— INFORMATION PROVIDED —
════════

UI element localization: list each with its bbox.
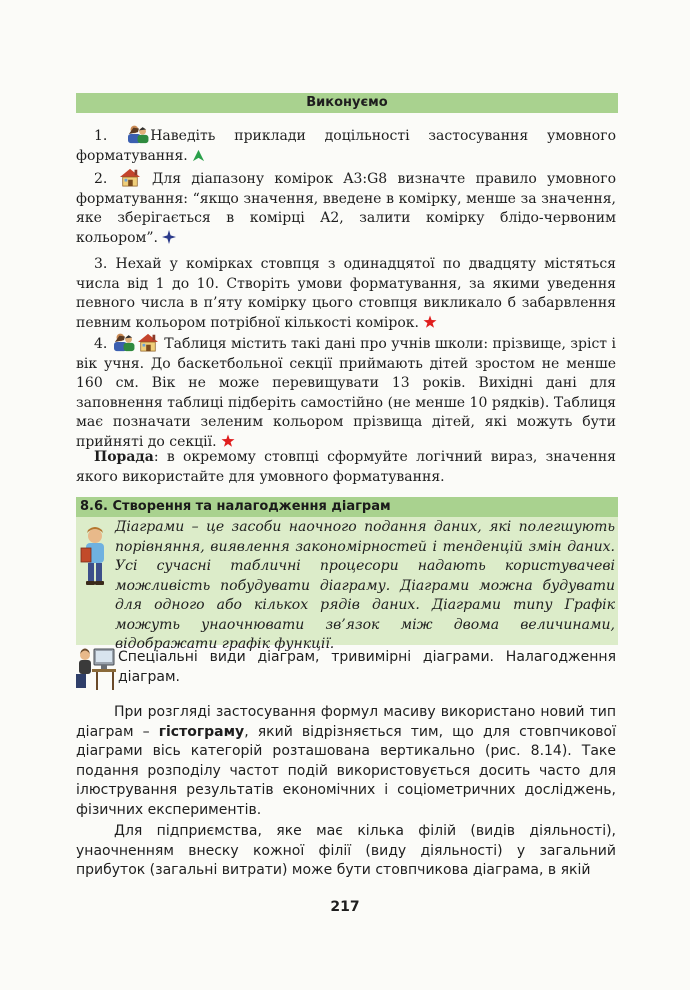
task-4 [76,332,616,452]
people-pair-icon [112,332,136,352]
paragraph-1-before: При розгляді застосування формул масиву використано новий тип діаграм – [76,704,616,740]
task-2 [76,167,616,248]
task-2-text: Для діапазону комірок A3:G8 визначте правило умовного форматування: “якщо значення, введене в комірку, менше за значення, яке зберігається в комірці A2, залити комірку блідо-червоним кольором”. [76,171,617,246]
people-pair-icon [126,124,150,144]
task-4-number: 4. [94,336,108,352]
task-3-text: Нехай у комірках стовпця з одинадцятої по двадцяту містяться числа від 1 до 10. Створіть умови форматування, за якими уведення певного числа в п’яту комірку цього стовпця викликало б забарвлення певним кольором потрібної кількості комірок. [76,256,616,331]
task-1-text: Наведіть приклади доцільності застосування умовного форматування. [76,128,616,164]
section-subtopics: Спеціальні види діаграм, тривимірні діаграми. Налагодження діаграм. [118,649,616,685]
tip-label: Порада [94,449,154,465]
task-4-text: Таблиця містить такі дані про учнів школи: прізвище, зріст і вік учня. До баскетбольної секції приймають дітей зростом не менше 160 см. Вік не може перевищувати 13 років. Вихідні дані для заповнення таблиці підберіть самостійно (не менше 10 рядків). Таблиця має позначати зеленим кольором прізвища дітей, які можуть бути прийняті до секції. [76,336,616,450]
green-triangle-icon [192,149,205,162]
house-icon [118,167,142,187]
student-icon [78,526,112,586]
blue-star-icon [162,230,176,244]
task-1-number: 1. [94,128,108,144]
tip [76,448,616,487]
paragraph-enterprise [76,822,616,881]
task-3 [76,255,616,333]
paragraph-2-text: Для підприємства, яке має кілька філій (видів діяльності), унаочненням внеску кожної філії (виду діяльності) у загальний прибуток (загальні витрати) може бути стовпчикова діаграма, в якій [76,823,616,878]
paragraph-1-after: , який відрізняється тим, що для стовпчикової діаграми вісь категорій розташована вертикально (рис. 8.14). Таке подання розподілу частот подій використовується досить часто для ілюстрування результатів економічних і соціометричних досліджень, фізичних експериментів. [76,723,616,818]
computer-user-icon [74,645,116,693]
task-1 [76,124,616,166]
red-star-icon [423,315,437,329]
section-title: 8.6. Створення та налагодження діаграм [76,497,618,517]
definition-text: Діаграми – це засоби наочного подання даних, які полегшують порівняння, виявлення закономірностей і тенденцій змін даних. Усі сучасні табличні процесори надають користувачеві можливість побудувати діаграму. Діаграми можна будувати для одного або кількох рядів даних. Діаграми типу Графік можуть унаочнювати зв’язок між двома величинами, відображати графік функції. [115,519,615,652]
tip-text: : в окремому стовпці сформуйте логічний вираз, значення якого використайте для умовного форматування. [76,449,616,485]
term-histogram: гістограму [158,723,245,740]
paragraph-histogram [76,703,616,820]
task-3-number: 3. [94,256,108,272]
task-2-number: 2. [94,171,108,187]
red-star-icon [221,434,235,448]
activity-heading: Виконуємо [76,93,618,113]
page-number: 217 [330,899,360,915]
house-icon [136,332,160,352]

════════

— WHAT YOU NEED TO DO —
Reproduce the records from the line containing "task-4 [76,332,616,452]" through the line containing "tip-label: Порада [94,449,154,465]", including both of those lines, with each one unchanged.

— EXERCISE ANSWER —
task-4 [76,332,616,452]
people-pair-icon [112,332,136,352]
paragraph-1-before: При розгляді застосування формул масиву використано новий тип діаграм – [76,704,616,740]
task-2 [76,167,616,248]
task-2-text: Для діапазону комірок A3:G8 визначте правило умовного форматування: “якщо значення, введене в комірку, менше за значення, яке зберігається в комірці A2, залити комірку блідо-червоним кольором”. [76,171,617,246]
people-pair-icon [126,124,150,144]
task-4-number: 4. [94,336,108,352]
task-3-text: Нехай у комірках стовпця з одинадцятої по двадцяту містяться числа від 1 до 10. Створіть умови форматування, за якими уведення певного числа в п’яту комірку цього стовпця викликало б забарвлення певним кольором потрібної кількості комірок. [76,256,616,331]
task-1-text: Наведіть приклади доцільності застосування умовного форматування. [76,128,616,164]
section-subtopics: Спеціальні види діаграм, тривимірні діаграми. Налагодження діаграм. [118,649,616,685]
tip-label: Порада [94,449,154,465]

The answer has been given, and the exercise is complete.